PROBLEM DETAILS
In the listing below, identify each line with the word "text" and return those lines.

[start LISTED ENTRIES]

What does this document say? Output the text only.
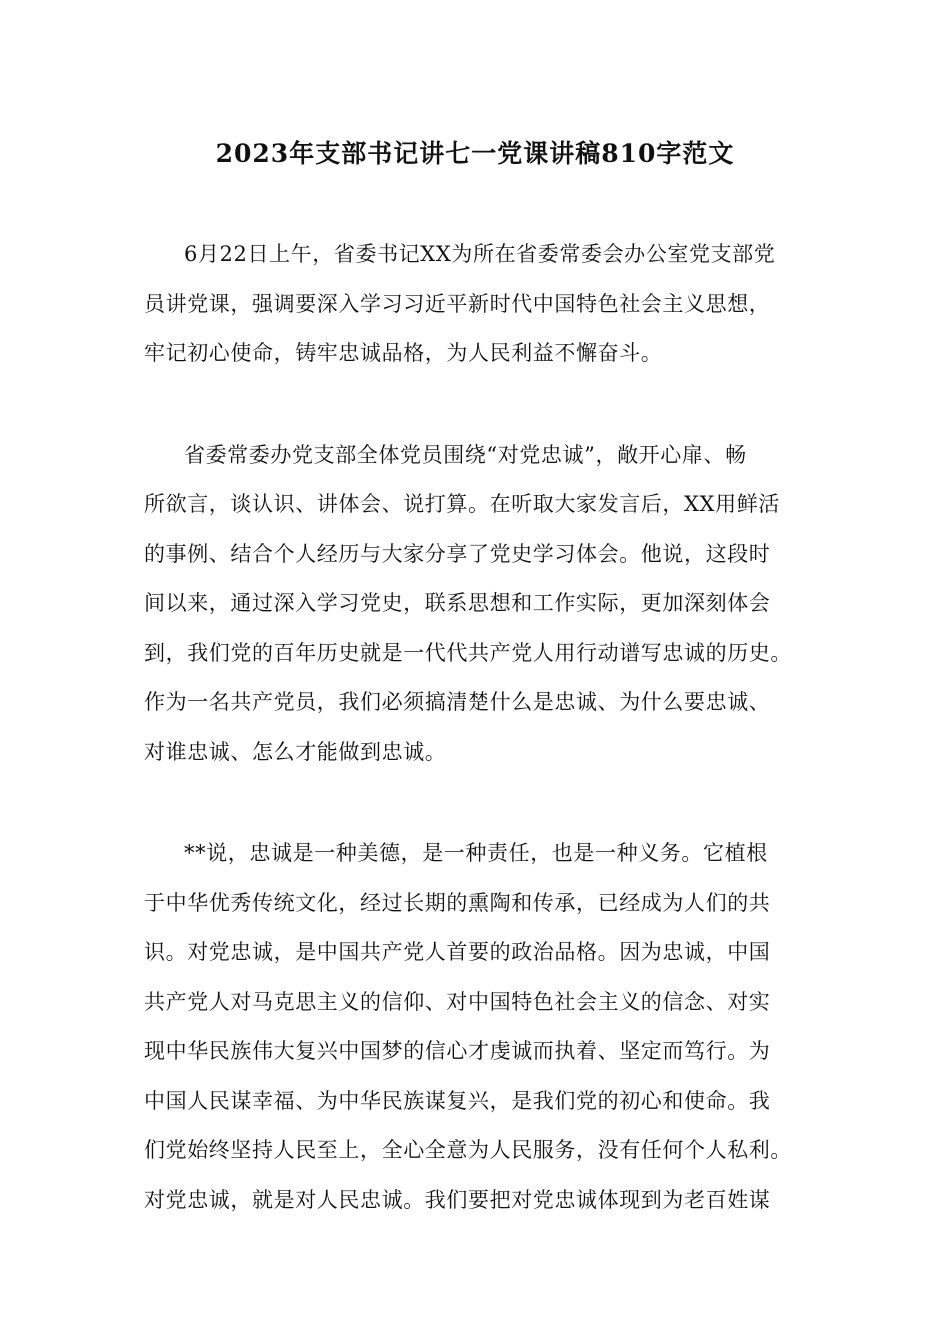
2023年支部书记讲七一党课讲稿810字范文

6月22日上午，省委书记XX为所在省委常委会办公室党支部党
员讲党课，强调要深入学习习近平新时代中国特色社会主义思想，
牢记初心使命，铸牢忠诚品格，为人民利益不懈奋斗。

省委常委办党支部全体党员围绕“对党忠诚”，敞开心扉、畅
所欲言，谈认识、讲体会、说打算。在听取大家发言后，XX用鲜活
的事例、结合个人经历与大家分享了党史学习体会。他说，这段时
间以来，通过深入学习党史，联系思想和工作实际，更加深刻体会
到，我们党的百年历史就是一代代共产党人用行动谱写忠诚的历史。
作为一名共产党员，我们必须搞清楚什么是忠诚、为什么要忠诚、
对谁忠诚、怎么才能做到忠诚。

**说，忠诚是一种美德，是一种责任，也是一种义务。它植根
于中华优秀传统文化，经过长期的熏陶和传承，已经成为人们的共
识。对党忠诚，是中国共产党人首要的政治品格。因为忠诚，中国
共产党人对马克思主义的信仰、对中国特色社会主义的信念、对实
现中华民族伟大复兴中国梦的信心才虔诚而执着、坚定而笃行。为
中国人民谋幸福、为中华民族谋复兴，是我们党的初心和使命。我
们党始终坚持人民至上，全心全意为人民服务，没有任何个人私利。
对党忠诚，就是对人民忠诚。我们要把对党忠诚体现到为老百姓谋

[end LISTED ENTRIES]
[start LISTED ENTRIES]

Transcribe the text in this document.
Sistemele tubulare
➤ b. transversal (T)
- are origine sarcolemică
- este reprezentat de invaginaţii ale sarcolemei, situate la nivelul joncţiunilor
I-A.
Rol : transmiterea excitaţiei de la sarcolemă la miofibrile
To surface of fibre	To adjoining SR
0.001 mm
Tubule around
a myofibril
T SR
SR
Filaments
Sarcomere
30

[end LISTED ENTRIES]

REPLY
What does this document say? Output the text only.
Transcribe the text in this document.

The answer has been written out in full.